**Instructions for the task:**
Output the data exactly, with every line intact.

[Recorded data]

(begin)

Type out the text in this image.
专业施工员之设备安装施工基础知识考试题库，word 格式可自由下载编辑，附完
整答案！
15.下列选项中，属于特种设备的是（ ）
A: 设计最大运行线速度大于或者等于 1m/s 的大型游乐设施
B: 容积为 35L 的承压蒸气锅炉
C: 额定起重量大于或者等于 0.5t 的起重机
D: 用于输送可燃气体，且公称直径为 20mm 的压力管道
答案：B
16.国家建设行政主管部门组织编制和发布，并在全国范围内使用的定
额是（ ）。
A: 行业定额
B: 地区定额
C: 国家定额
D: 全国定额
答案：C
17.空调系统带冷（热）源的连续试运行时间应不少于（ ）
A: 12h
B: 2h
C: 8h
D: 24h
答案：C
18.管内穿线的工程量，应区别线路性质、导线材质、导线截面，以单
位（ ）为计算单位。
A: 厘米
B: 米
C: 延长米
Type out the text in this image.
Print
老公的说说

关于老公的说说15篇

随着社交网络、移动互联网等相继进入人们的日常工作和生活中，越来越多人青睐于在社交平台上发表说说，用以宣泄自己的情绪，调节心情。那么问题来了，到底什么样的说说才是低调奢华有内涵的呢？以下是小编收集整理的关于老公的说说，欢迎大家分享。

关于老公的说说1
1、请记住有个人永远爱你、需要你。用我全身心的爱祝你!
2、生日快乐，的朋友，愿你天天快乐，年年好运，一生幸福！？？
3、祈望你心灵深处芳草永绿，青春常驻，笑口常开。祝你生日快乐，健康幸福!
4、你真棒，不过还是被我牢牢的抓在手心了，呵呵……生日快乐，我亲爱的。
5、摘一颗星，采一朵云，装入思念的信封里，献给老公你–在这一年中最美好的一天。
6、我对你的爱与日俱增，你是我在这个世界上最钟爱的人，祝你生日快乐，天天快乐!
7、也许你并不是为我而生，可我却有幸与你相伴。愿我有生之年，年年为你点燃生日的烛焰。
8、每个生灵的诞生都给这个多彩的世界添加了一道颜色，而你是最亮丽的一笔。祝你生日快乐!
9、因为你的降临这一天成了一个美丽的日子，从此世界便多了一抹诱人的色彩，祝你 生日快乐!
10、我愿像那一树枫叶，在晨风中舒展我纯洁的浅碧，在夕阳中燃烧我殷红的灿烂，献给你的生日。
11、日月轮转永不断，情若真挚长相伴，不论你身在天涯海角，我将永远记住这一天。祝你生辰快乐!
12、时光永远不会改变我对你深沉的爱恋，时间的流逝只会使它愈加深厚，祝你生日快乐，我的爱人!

(end)

**Correct output:**
Type out the text in this image.
专业施工员之设备安装施工基础知识考试题库，word 格式可自由下载编辑，附完
整答案！
15.下列选项中，属于特种设备的是（ ）
A: 设计最大运行线速度大于或者等于 1m/s 的大型游乐设施
B: 容积为 35L 的承压蒸气锅炉
C: 额定起重量大于或者等于 0.5t 的起重机
D: 用于输送可燃气体，且公称直径为 20mm 的压力管道
答案：B
16.国家建设行政主管部门组织编制和发布，并在全国范围内使用的定
额是（ ）。
A: 行业定额
B: 地区定额
C: 国家定额
D: 全国定额
答案：C
17.空调系统带冷（热）源的连续试运行时间应不少于（ ）
A: 12h
B: 2h
C: 8h
D: 24h
答案：C
18.管内穿线的工程量，应区别线路性质、导线材质、导线截面，以单
位（ ）为计算单位。
A: 厘米
B: 米
C: 延长米
Type out the text in this image.
Print
老公的说说

关于老公的说说15篇

随着社交网络、移动互联网等相继进入人们的日常工作和生活中，越来越多人青睐于在社交平台上发表说说，用以宣泄自己的情绪，调节心情。那么问题来了，到底什么样的说说才是低调奢华有内涵的呢？以下是小编收集整理的关于老公的说说，欢迎大家分享。

关于老公的说说1
1、请记住有个人永远爱你、需要你。用我全身心的爱祝你!
2、生日快乐，的朋友，愿你天天快乐，年年好运，一生幸福！？？
3、祈望你心灵深处芳草永绿，青春常驻，笑口常开。祝你生日快乐，健康幸福!
4、你真棒，不过还是被我牢牢的抓在手心了，呵呵……生日快乐，我亲爱的。
5、摘一颗星，采一朵云，装入思念的信封里，献给老公你–在这一年中最美好的一天。
6、我对你的爱与日俱增，你是我在这个世界上最钟爱的人，祝你生日快乐，天天快乐!
7、也许你并不是为我而生，可我却有幸与你相伴。愿我有生之年，年年为你点燃生日的烛焰。
8、每个生灵的诞生都给这个多彩的世界添加了一道颜色，而你是最亮丽的一笔。祝你生日快乐!
9、因为你的降临这一天成了一个美丽的日子，从此世界便多了一抹诱人的色彩，祝你 生日快乐!
10、我愿像那一树枫叶，在晨风中舒展我纯洁的浅碧，在夕阳中燃烧我殷红的灿烂，献给你的生日。
11、日月轮转永不断，情若真挚长相伴，不论你身在天涯海角，我将永远记住这一天。祝你生辰快乐!
12、时光永远不会改变我对你深沉的爱恋，时间的流逝只会使它愈加深厚，祝你生日快乐，我的爱人!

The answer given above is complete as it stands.